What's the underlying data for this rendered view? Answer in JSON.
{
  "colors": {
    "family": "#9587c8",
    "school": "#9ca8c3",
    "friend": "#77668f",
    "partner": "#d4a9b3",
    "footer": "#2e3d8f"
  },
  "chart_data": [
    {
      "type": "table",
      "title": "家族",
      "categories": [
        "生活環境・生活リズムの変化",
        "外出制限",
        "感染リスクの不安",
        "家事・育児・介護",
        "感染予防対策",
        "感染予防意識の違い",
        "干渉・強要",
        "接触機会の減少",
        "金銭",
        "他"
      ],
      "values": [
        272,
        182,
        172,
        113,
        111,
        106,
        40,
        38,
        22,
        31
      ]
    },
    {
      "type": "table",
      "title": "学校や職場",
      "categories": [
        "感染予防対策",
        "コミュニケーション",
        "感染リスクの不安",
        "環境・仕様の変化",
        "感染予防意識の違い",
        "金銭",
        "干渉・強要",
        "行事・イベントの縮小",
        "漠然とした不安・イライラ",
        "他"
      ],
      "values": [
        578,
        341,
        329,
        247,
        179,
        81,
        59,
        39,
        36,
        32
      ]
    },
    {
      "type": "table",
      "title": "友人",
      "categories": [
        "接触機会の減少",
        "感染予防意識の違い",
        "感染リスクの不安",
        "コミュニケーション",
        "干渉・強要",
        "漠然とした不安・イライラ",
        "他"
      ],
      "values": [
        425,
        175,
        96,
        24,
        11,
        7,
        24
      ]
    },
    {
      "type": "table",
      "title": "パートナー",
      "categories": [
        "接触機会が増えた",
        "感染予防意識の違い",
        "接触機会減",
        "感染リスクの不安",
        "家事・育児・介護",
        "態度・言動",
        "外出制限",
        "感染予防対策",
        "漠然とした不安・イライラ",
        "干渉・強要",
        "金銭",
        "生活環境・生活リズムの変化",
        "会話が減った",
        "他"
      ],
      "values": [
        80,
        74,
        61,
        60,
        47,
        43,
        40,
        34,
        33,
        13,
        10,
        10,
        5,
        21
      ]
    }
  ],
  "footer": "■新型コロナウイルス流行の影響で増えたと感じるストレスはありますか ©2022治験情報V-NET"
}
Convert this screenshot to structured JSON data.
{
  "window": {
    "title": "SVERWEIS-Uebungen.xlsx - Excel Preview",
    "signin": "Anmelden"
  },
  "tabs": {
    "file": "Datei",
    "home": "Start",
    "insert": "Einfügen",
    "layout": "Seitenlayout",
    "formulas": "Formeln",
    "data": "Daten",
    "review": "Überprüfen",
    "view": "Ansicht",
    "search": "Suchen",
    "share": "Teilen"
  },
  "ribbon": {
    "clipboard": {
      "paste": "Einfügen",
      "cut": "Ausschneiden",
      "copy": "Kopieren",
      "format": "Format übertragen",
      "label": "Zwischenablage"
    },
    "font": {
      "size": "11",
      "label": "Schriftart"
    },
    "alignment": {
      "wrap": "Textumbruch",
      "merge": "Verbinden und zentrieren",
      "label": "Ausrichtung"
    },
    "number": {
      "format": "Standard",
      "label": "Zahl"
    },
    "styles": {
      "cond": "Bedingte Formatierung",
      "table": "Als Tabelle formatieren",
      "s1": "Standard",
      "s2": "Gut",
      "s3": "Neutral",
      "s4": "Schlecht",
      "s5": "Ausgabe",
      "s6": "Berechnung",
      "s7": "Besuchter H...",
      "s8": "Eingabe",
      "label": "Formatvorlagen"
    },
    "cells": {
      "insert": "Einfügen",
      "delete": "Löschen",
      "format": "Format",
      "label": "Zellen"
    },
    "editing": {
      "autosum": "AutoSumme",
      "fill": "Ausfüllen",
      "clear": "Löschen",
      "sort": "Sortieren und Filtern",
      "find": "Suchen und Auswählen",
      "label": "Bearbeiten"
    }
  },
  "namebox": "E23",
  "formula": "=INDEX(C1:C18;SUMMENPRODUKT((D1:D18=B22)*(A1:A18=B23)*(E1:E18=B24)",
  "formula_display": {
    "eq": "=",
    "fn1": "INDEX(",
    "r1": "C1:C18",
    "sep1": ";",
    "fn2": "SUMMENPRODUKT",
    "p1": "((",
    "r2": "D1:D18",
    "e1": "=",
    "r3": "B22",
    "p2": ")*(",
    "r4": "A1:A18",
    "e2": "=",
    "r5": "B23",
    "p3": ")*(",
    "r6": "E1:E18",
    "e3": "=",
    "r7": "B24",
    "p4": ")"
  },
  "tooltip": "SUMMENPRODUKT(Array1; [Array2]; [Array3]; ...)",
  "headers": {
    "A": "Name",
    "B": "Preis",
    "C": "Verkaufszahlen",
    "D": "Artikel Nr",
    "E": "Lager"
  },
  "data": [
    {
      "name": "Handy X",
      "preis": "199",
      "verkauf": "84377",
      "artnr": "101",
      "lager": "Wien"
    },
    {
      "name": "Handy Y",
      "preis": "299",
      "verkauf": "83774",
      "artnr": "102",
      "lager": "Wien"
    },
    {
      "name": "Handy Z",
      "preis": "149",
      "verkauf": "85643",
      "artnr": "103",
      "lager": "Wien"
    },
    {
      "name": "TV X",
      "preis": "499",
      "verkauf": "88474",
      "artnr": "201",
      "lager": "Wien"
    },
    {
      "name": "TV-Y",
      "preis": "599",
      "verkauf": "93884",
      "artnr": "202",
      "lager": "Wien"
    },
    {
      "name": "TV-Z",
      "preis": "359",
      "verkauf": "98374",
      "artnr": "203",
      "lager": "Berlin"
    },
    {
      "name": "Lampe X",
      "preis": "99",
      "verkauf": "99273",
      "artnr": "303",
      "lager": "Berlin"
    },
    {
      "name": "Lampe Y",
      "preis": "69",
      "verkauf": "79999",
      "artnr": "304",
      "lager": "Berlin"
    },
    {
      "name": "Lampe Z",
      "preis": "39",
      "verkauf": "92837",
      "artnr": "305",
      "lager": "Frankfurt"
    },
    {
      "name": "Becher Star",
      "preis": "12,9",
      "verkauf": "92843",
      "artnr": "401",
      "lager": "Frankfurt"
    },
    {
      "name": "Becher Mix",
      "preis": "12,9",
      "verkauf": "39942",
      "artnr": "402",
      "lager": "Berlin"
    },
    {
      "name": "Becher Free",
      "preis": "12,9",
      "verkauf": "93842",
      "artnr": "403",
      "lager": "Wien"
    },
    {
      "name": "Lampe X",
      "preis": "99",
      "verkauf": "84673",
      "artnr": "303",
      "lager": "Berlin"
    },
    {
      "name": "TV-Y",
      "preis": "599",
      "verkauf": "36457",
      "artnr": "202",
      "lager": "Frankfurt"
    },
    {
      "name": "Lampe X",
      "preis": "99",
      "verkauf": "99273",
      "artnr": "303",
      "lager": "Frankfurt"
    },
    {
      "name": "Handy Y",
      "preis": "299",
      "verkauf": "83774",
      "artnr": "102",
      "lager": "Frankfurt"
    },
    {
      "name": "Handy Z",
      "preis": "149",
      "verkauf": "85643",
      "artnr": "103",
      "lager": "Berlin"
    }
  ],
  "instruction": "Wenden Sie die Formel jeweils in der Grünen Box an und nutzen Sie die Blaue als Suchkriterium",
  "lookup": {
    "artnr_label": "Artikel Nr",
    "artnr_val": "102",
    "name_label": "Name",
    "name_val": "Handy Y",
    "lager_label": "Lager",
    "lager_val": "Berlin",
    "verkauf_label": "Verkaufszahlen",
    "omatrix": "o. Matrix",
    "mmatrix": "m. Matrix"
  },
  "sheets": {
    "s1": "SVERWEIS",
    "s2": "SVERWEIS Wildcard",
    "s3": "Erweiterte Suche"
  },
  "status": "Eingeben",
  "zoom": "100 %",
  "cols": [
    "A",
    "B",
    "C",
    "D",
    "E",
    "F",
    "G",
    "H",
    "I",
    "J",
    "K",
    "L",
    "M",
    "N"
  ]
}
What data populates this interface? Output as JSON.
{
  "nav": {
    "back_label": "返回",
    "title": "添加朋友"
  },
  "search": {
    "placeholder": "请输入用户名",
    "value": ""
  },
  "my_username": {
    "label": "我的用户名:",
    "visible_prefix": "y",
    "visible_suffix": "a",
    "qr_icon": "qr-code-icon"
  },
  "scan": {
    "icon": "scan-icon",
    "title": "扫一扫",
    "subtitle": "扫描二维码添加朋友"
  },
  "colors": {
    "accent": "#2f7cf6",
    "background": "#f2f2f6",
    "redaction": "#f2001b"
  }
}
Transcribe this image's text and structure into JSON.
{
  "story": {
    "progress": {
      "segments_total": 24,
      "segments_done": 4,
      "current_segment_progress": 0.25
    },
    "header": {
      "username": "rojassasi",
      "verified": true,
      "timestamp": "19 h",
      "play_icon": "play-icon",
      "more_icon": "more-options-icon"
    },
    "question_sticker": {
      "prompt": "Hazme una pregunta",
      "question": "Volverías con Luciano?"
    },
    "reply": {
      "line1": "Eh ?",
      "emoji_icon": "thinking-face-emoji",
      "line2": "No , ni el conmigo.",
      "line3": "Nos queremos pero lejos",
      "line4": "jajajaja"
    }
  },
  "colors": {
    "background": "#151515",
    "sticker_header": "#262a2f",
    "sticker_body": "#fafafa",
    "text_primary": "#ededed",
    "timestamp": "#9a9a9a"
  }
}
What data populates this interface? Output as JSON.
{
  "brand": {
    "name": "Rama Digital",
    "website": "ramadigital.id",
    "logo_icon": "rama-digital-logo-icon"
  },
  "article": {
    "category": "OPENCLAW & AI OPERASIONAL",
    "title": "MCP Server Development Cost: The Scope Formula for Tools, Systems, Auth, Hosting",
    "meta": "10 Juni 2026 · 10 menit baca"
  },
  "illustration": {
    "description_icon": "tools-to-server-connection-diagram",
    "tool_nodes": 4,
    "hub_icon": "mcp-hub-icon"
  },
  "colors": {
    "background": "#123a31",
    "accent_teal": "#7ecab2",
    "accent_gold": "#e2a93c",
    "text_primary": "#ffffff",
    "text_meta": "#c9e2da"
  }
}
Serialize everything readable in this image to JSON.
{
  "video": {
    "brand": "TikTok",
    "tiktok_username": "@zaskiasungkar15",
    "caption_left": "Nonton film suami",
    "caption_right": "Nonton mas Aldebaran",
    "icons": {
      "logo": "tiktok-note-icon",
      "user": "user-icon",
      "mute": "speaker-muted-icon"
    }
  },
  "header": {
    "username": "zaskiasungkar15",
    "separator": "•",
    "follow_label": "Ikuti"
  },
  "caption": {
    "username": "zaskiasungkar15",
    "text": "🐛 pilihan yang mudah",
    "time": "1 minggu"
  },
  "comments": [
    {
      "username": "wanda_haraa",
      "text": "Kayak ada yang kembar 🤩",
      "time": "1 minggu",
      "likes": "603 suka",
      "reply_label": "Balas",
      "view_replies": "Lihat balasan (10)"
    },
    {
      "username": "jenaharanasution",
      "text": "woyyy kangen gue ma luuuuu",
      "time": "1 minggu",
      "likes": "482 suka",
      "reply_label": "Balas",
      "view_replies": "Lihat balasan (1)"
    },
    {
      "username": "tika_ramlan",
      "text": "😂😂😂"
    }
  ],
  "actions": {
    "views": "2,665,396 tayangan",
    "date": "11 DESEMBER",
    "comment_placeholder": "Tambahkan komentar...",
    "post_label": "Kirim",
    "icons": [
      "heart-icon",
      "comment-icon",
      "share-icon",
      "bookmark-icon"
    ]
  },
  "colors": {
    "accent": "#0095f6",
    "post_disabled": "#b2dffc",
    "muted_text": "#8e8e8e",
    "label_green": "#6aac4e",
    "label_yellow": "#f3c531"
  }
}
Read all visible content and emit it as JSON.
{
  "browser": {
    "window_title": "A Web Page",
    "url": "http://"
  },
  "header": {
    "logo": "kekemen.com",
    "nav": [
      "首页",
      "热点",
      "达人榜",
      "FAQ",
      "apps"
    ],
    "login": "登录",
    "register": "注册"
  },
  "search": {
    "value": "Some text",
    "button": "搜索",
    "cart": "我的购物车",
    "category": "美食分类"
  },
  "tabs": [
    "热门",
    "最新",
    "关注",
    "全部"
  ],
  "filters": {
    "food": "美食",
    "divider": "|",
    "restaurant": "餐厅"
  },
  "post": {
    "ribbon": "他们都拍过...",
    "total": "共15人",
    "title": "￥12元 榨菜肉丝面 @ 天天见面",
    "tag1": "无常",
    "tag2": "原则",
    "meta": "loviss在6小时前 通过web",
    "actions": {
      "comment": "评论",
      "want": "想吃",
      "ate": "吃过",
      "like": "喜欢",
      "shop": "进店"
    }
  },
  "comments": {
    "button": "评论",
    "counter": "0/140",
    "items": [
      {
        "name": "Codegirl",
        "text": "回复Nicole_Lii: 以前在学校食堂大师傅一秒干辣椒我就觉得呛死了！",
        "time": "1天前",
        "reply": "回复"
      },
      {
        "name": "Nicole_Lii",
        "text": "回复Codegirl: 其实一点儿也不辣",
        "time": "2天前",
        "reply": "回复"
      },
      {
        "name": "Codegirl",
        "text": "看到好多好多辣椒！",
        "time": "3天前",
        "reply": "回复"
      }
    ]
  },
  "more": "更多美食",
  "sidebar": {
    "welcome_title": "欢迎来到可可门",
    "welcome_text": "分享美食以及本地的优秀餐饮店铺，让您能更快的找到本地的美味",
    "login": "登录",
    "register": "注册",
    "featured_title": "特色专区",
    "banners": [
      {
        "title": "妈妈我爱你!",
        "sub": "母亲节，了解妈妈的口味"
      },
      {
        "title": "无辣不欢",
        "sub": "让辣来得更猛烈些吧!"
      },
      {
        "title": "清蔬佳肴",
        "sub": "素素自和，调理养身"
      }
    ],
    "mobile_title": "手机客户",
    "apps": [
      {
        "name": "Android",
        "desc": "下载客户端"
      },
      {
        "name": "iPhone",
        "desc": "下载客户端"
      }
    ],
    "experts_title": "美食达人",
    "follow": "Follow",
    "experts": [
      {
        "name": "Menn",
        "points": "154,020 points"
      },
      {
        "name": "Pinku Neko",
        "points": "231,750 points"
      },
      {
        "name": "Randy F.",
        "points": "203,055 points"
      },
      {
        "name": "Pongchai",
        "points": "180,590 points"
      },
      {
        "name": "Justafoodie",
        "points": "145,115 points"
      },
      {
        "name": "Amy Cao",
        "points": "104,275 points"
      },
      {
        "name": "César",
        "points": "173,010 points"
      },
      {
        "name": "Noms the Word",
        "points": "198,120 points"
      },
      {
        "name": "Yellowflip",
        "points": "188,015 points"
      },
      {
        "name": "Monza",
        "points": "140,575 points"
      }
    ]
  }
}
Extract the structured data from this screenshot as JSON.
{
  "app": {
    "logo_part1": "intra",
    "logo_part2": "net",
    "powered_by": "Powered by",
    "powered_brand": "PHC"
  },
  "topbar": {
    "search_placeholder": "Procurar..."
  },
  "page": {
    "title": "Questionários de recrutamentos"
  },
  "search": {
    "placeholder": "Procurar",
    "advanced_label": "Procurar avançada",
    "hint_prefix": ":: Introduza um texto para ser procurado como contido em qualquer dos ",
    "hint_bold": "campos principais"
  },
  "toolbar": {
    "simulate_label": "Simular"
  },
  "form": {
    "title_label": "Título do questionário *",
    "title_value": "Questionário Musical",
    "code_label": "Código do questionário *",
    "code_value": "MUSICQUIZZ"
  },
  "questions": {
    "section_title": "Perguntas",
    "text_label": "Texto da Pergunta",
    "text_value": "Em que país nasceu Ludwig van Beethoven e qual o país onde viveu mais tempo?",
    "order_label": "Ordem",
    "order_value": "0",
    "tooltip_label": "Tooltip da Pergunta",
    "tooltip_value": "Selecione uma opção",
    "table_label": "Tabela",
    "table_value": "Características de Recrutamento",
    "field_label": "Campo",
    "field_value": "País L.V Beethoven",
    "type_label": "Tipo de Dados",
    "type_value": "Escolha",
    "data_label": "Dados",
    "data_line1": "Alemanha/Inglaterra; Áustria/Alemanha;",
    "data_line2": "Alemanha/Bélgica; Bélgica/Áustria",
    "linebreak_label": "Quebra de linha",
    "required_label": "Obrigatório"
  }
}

* **PROBLEM TO WORK ON**
Please quote nothing but the lines from the line with "Extract the structured" through the end of the data above, exactly as written, ends included.

* **FULL RESPONSE**
Extract the structured data from this screenshot as JSON.
{
  "app": {
    "logo_part1": "intra",
    "logo_part2": "net",
    "powered_by": "Powered by",
    "powered_brand": "PHC"
  },
  "topbar": {
    "search_placeholder": "Procurar..."
  },
  "page": {
    "title": "Questionários de recrutamentos"
  },
  "search": {
    "placeholder": "Procurar",
    "advanced_label": "Procurar avançada",
    "hint_prefix": ":: Introduza um texto para ser procurado como contido em qualquer dos ",
    "hint_bold": "campos principais"
  },
  "toolbar": {
    "simulate_label": "Simular"
  },
  "form": {
    "title_label": "Título do questionário *",
    "title_value": "Questionário Musical",
    "code_label": "Código do questionário *",
    "code_value": "MUSICQUIZZ"
  },
  "questions": {
    "section_title": "Perguntas",
    "text_label": "Texto da Pergunta",
    "text_value": "Em que país nasceu Ludwig van Beethoven e qual o país onde viveu mais tempo?",
    "order_label": "Ordem",
    "order_value": "0",
    "tooltip_label": "Tooltip da Pergunta",
    "tooltip_value": "Selecione uma opção",
    "table_label": "Tabela",
    "table_value": "Características de Recrutamento",
    "field_label": "Campo",
    "field_value": "País L.V Beethoven",
    "type_label": "Tipo de Dados",
    "type_value": "Escolha",
    "data_label": "Dados",
    "data_line1": "Alemanha/Inglaterra; Áustria/Alemanha;",
    "data_line2": "Alemanha/Bélgica; Bélgica/Áustria",
    "linebreak_label": "Quebra de linha",
    "required_label": "Obrigatório"
  }
}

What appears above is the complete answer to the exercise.